## [PROBLEM STATEMENT]
Write out the material again exactly, please, and omit the pictures.
-*-*-
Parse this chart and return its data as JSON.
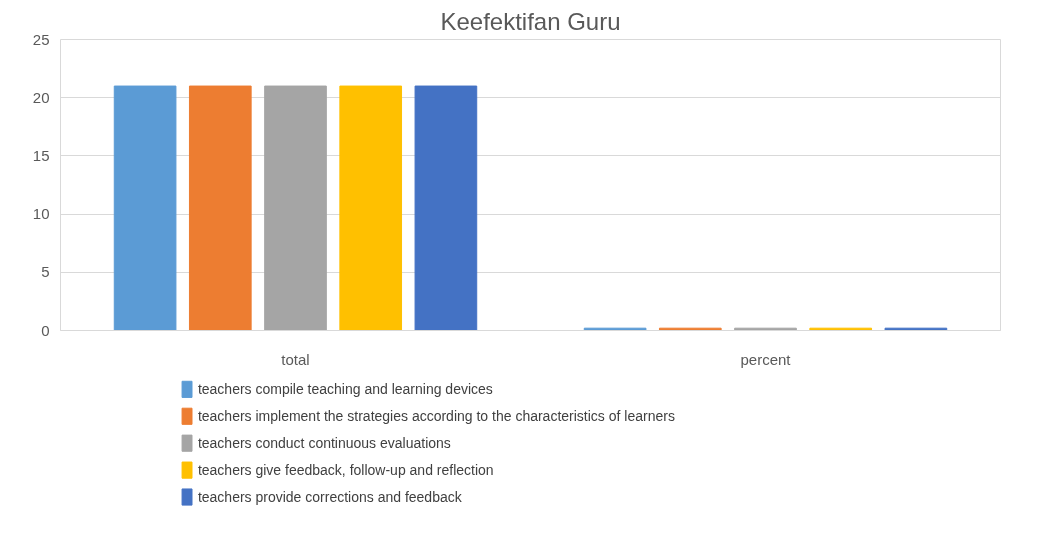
{
  "chart_data": {
    "type": "bar",
    "title": "Keefektifan Guru",
    "categories": [
      "total",
      "percent"
    ],
    "series": [
      {
        "name": "teachers compile teaching and learning devices",
        "color": "#5b9bd5",
        "values": [
          21,
          0.2
        ]
      },
      {
        "name": "teachers implement the strategies according to the characteristics of learners",
        "color": "#ed7d31",
        "values": [
          21,
          0.2
        ]
      },
      {
        "name": "teachers conduct continuous evaluations",
        "color": "#a5a5a5",
        "values": [
          21,
          0.2
        ]
      },
      {
        "name": "teachers give feedback, follow-up and reflection",
        "color": "#ffc000",
        "values": [
          21,
          0.2
        ]
      },
      {
        "name": "teachers provide corrections and feedback",
        "color": "#4472c4",
        "values": [
          21,
          0.2
        ]
      }
    ],
    "ylim": [
      0,
      25
    ],
    "yticks": [
      0,
      5,
      10,
      15,
      20,
      25
    ],
    "grid": "y",
    "legend": "bottom"
  }
}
-*-*-
## [EXERCISE RESULT]
Parse this chart and return its data as JSON.
{
  "chart_data": {
    "type": "bar",
    "title": "Keefektifan Guru",
    "categories": [
      "total",
      "percent"
    ],
    "series": [
      {
        "name": "teachers compile teaching and learning devices",
        "color": "#5b9bd5",
        "values": [
          21,
          0.2
        ]
      },
      {
        "name": "teachers implement the strategies according to the characteristics of learners",
        "color": "#ed7d31",
        "values": [
          21,
          0.2
        ]
      },
      {
        "name": "teachers conduct continuous evaluations",
        "color": "#a5a5a5",
        "values": [
          21,
          0.2
        ]
      },
      {
        "name": "teachers give feedback, follow-up and reflection",
        "color": "#ffc000",
        "values": [
          21,
          0.2
        ]
      },
      {
        "name": "teachers provide corrections and feedback",
        "color": "#4472c4",
        "values": [
          21,
          0.2
        ]
      }
    ],
    "ylim": [
      0,
      25
    ],
    "yticks": [
      0,
      5,
      10,
      15,
      20,
      25
    ],
    "grid": "y",
    "legend": "bottom"
  }
}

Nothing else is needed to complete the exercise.